----- Records supplied -----

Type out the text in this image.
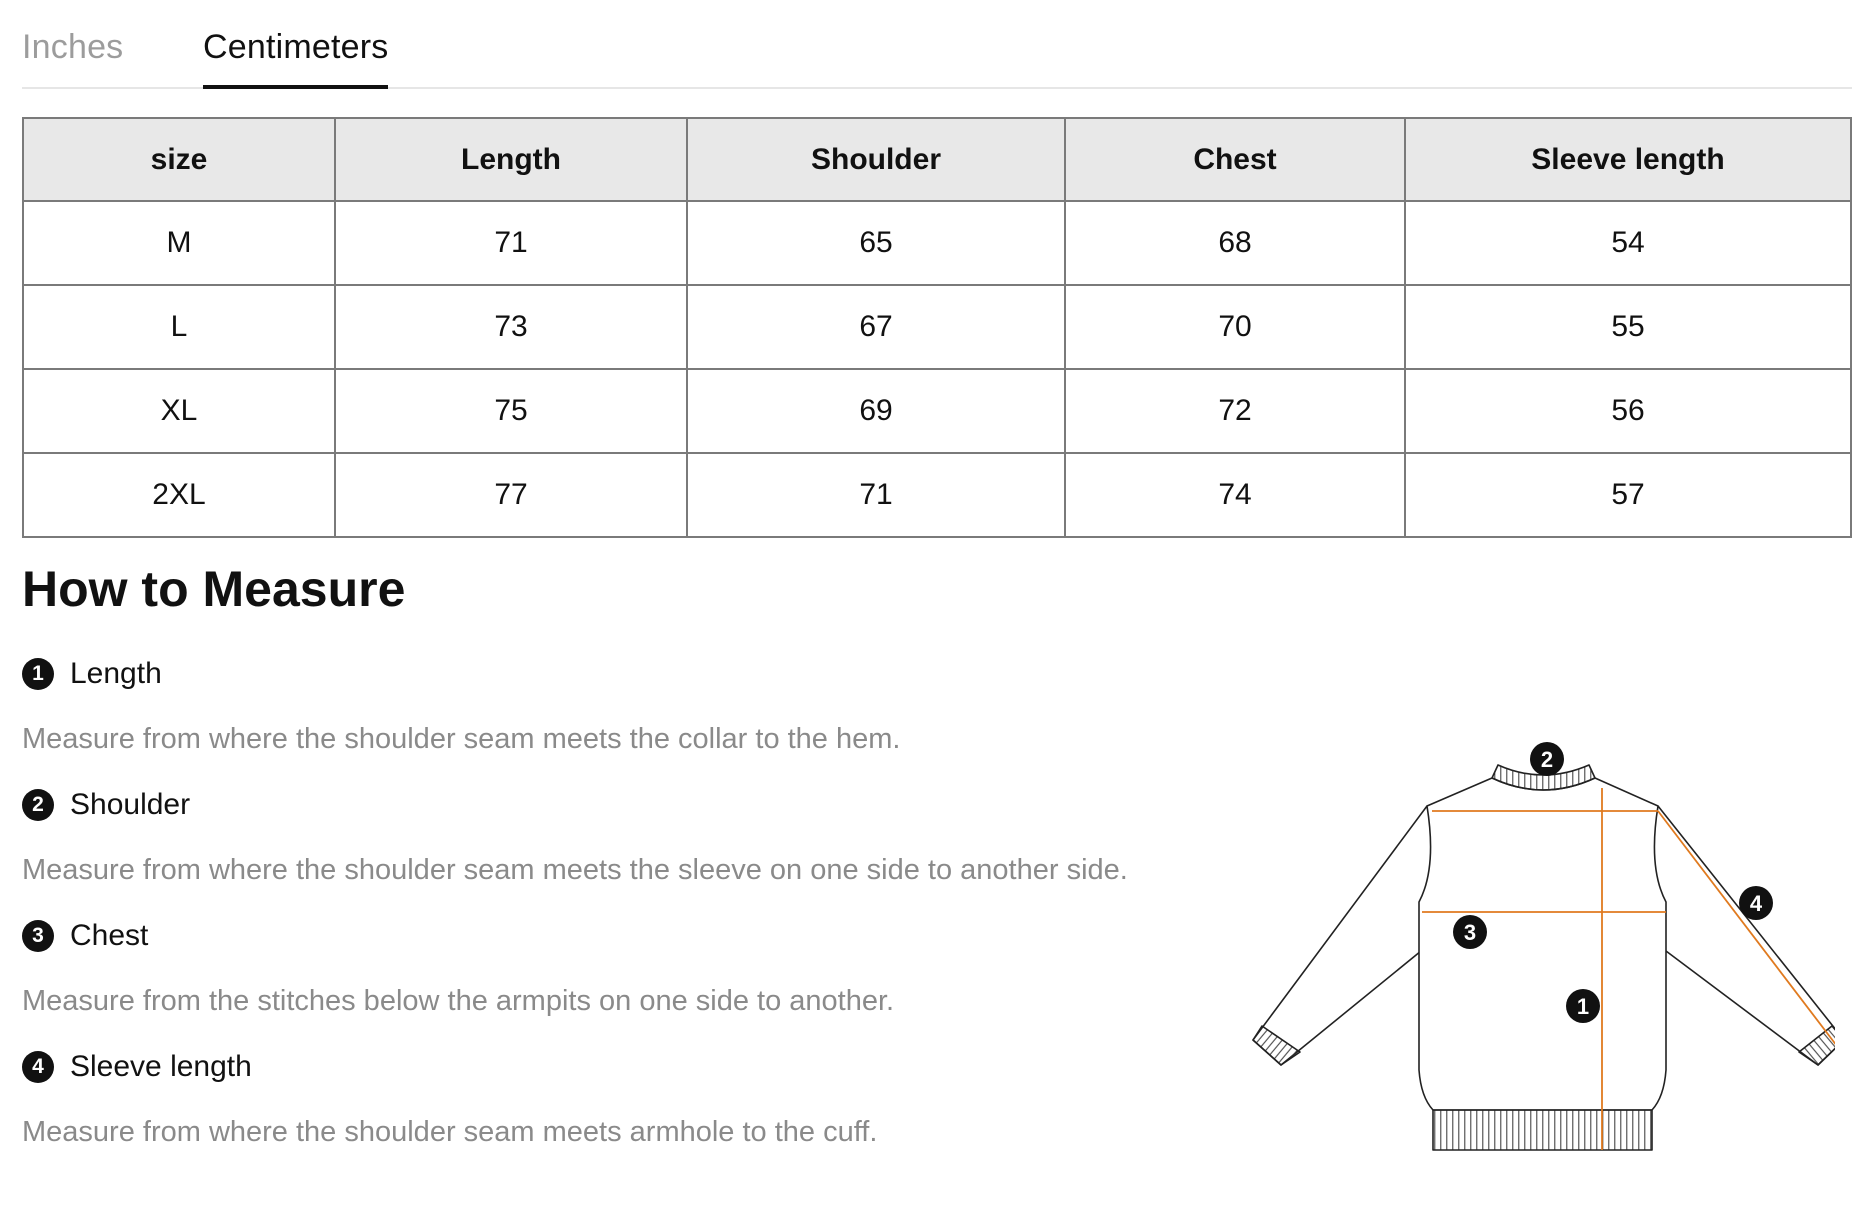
Inches Centimeters
size	Length	Shoulder	Chest	Sleeve length
M	71	65	68	54
L	73	67	70	55
XL	75	69	72	56
2XL	77	71	74	57
How to Measure
1 Length

Measure from where the shoulder seam meets the collar to the hem.

2 Shoulder

Measure from where the shoulder seam meets the sleeve on one side to another side.

3 Chest

Measure from the stitches below the armpits on one side to another.

4 Sleeve length

Measure from where the shoulder seam meets armhole to the cuff.

1
2
3
4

-----

== To be done ==
Go through the records and gather the lines that hold "from".

== Output below ==
Measure from where the shoulder seam meets the collar to the hem.
Measure from where the shoulder seam meets the sleeve on one side to another side.
Measure from the stitches below the armpits on one side to another.
Measure from where the shoulder seam meets armhole to the cuff.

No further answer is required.